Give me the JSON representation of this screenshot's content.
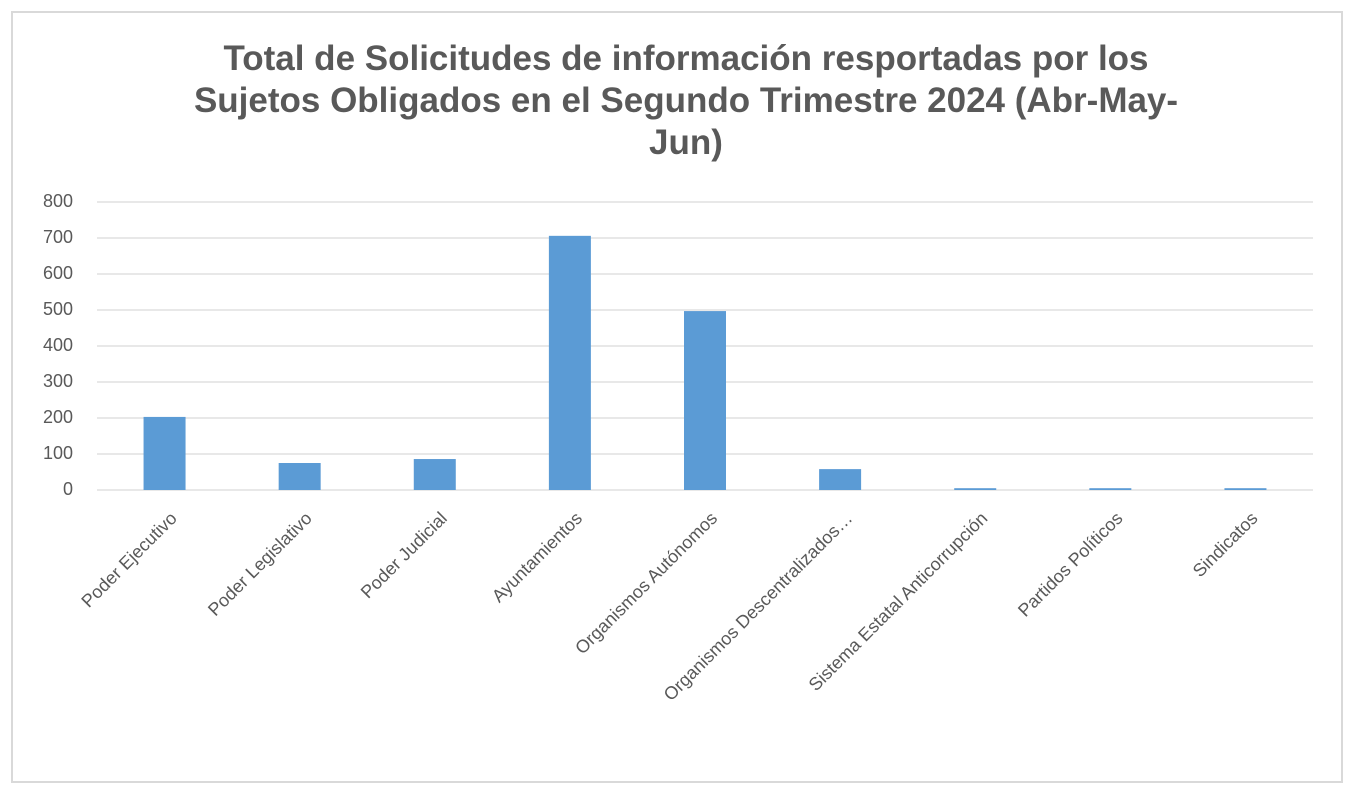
{
  "chart_data": {
    "type": "bar",
    "title": "Total de Solicitudes de información resportadas por los Sujetos Obligados en el Segundo Trimestre 2024 (Abr-May-Jun)",
    "categories": [
      "Poder Ejecutivo",
      "Poder Legislativo",
      "Poder Judicial",
      "Ayuntamientos",
      "Organismos Autónomos",
      "Organismos Descentralizados…",
      "Sistema Estatal Anticorrupción",
      "Partidos Políticos",
      "Sindicatos"
    ],
    "values": [
      203,
      75,
      86,
      706,
      497,
      58,
      5,
      5,
      5
    ],
    "color": "#5b9bd5",
    "ylim": [
      0,
      800
    ],
    "yticks": [
      0,
      100,
      200,
      300,
      400,
      500,
      600,
      700,
      800
    ],
    "grid": true
  }
}
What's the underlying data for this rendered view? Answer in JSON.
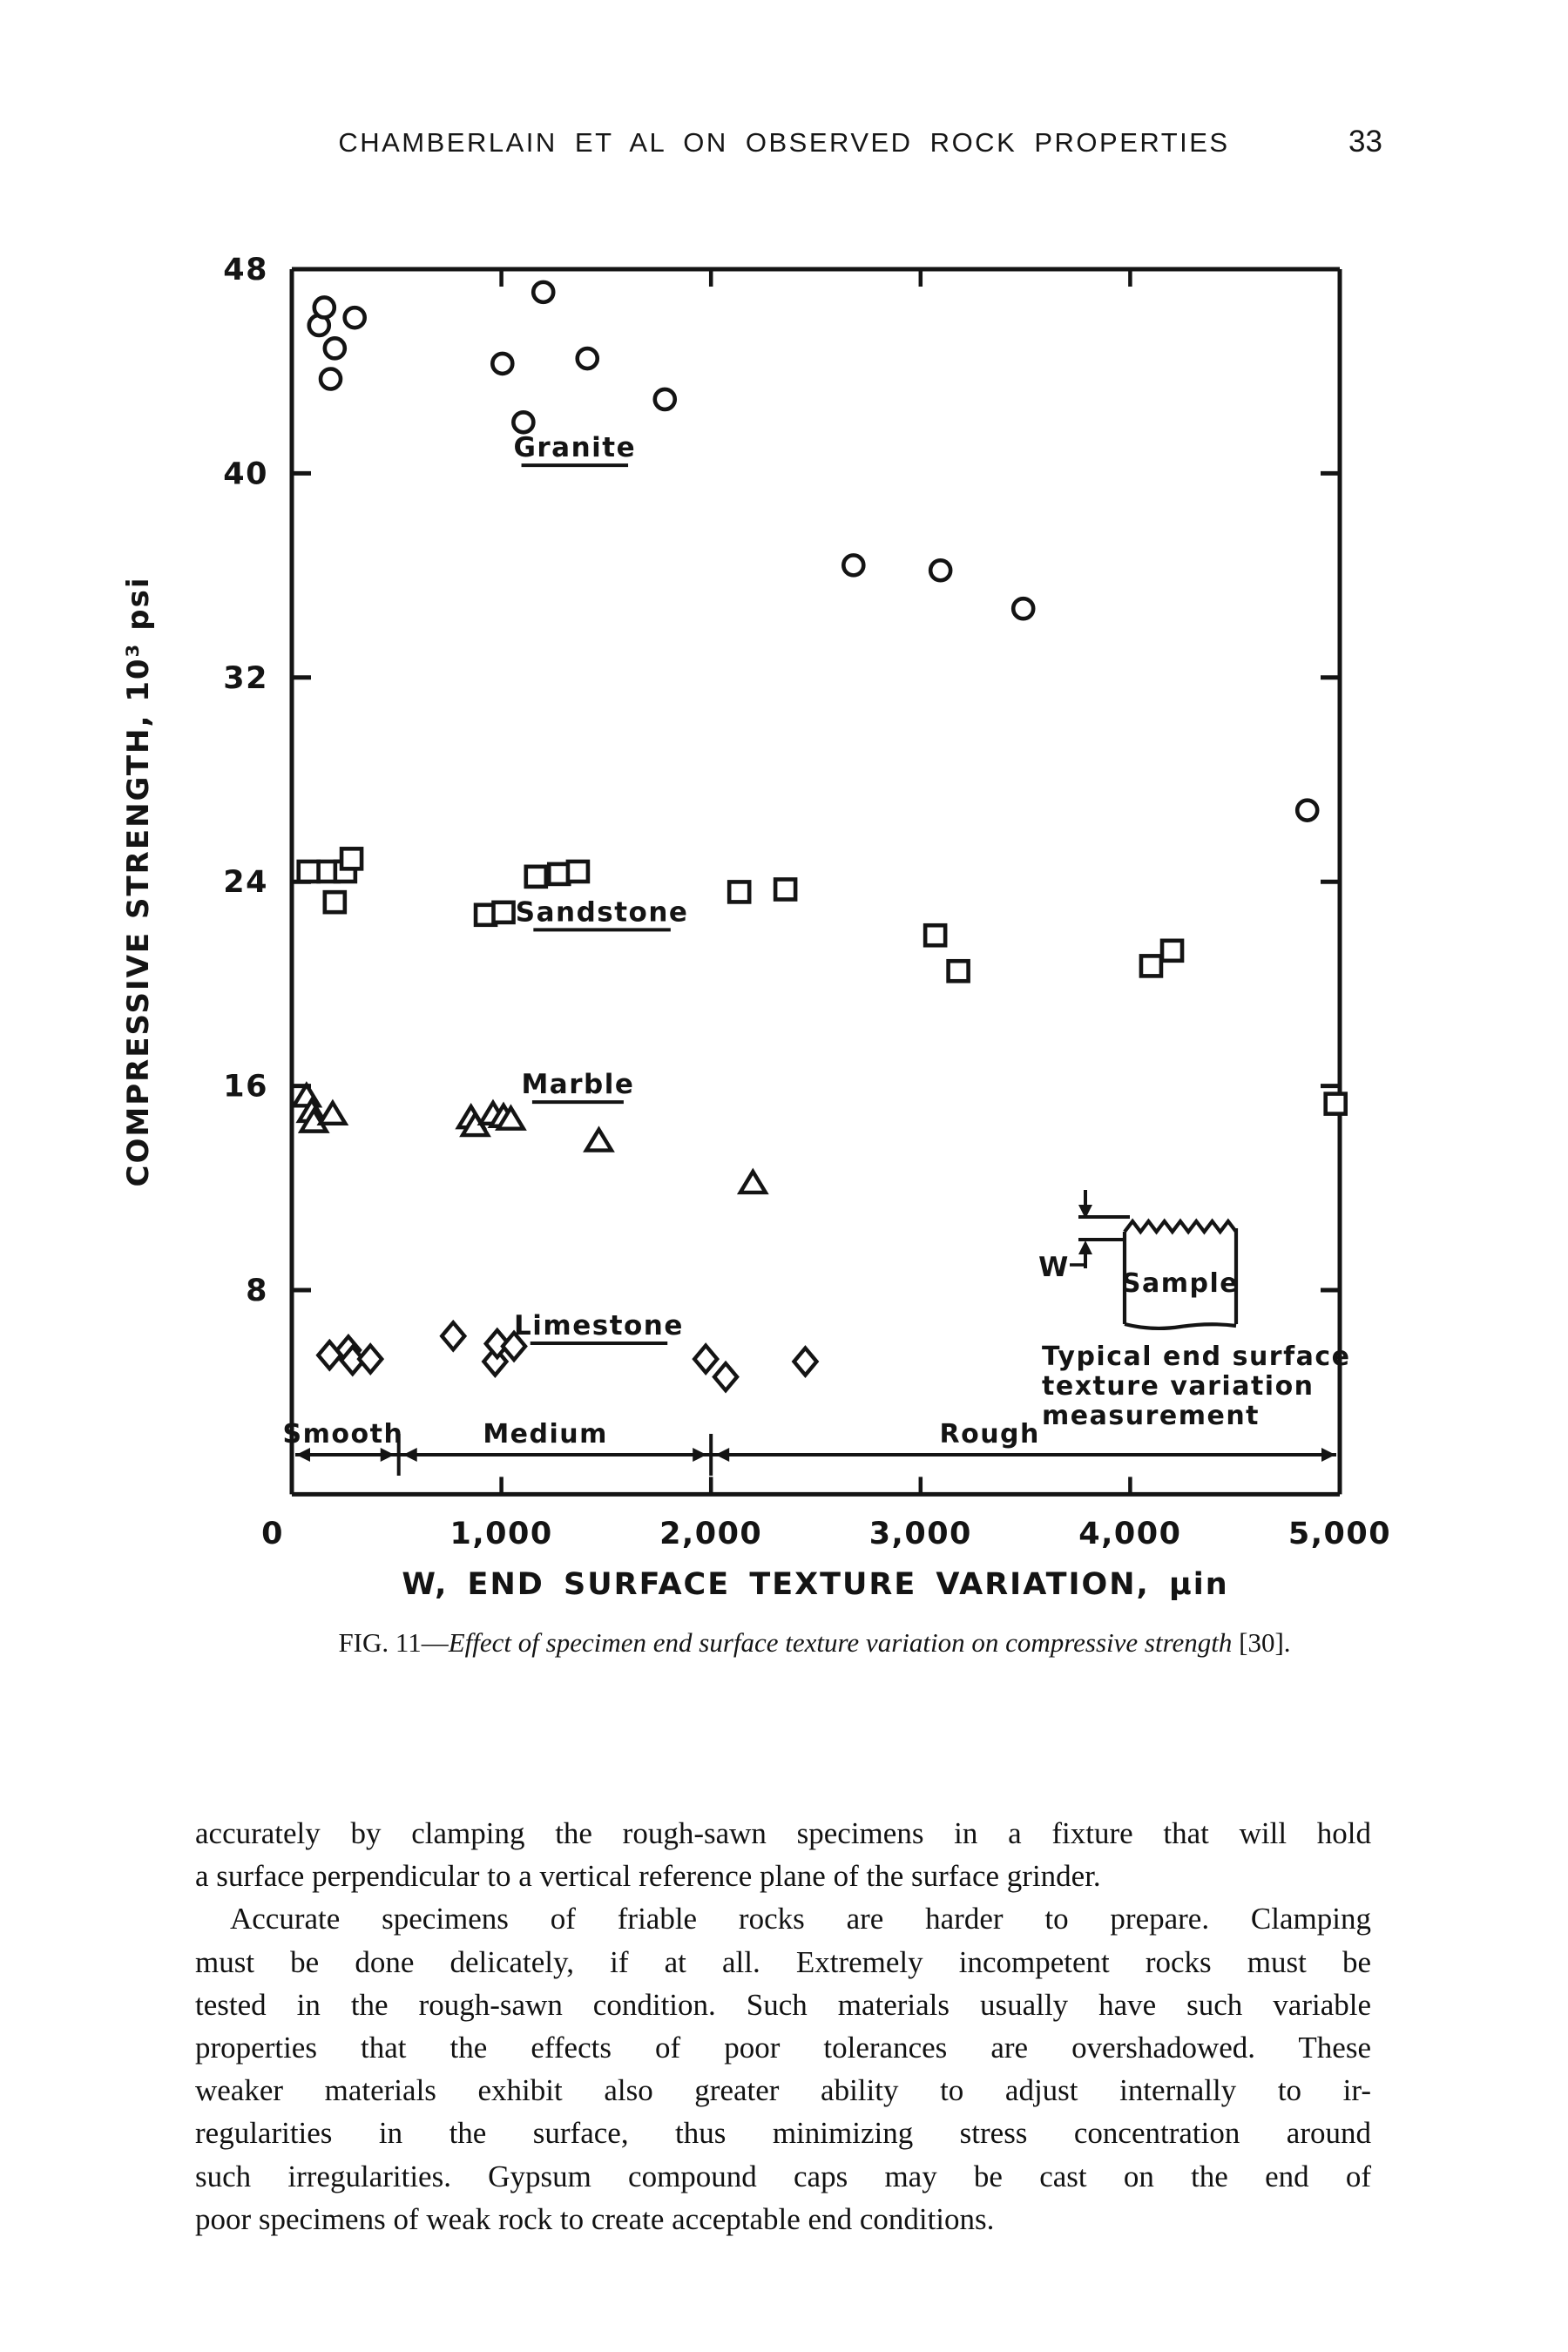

◇ ◇ ◇ ◇ ◇

- [What to work on] Above are the records; reproduce them exactly and leave out the pictures.

- [Solution for this problem]
Give me the JSON representation of this screenshot's content.
{
  "chart_data": {
    "type": "bar",
    "title": "Total de Solicitudes de información resportadas por los Sujetos Obligados en el Segundo Trimestre 2024 (Abr-May-Jun)",
    "categories": [
      "Poder Ejecutivo",
      "Poder Legislativo",
      "Poder Judicial",
      "Ayuntamientos",
      "Organismos Autónomos",
      "Organismos Descentralizados…",
      "Sistema Estatal Anticorrupción",
      "Partidos Políticos",
      "Sindicatos"
    ],
    "values": [
      203,
      75,
      86,
      706,
      497,
      58,
      5,
      5,
      5
    ],
    "color": "#5b9bd5",
    "ylim": [
      0,
      800
    ],
    "yticks": [
      0,
      100,
      200,
      300,
      400,
      500,
      600,
      700,
      800
    ],
    "grid": true
  }
}
What's the underlying data for this rendered view? Answer in JSON.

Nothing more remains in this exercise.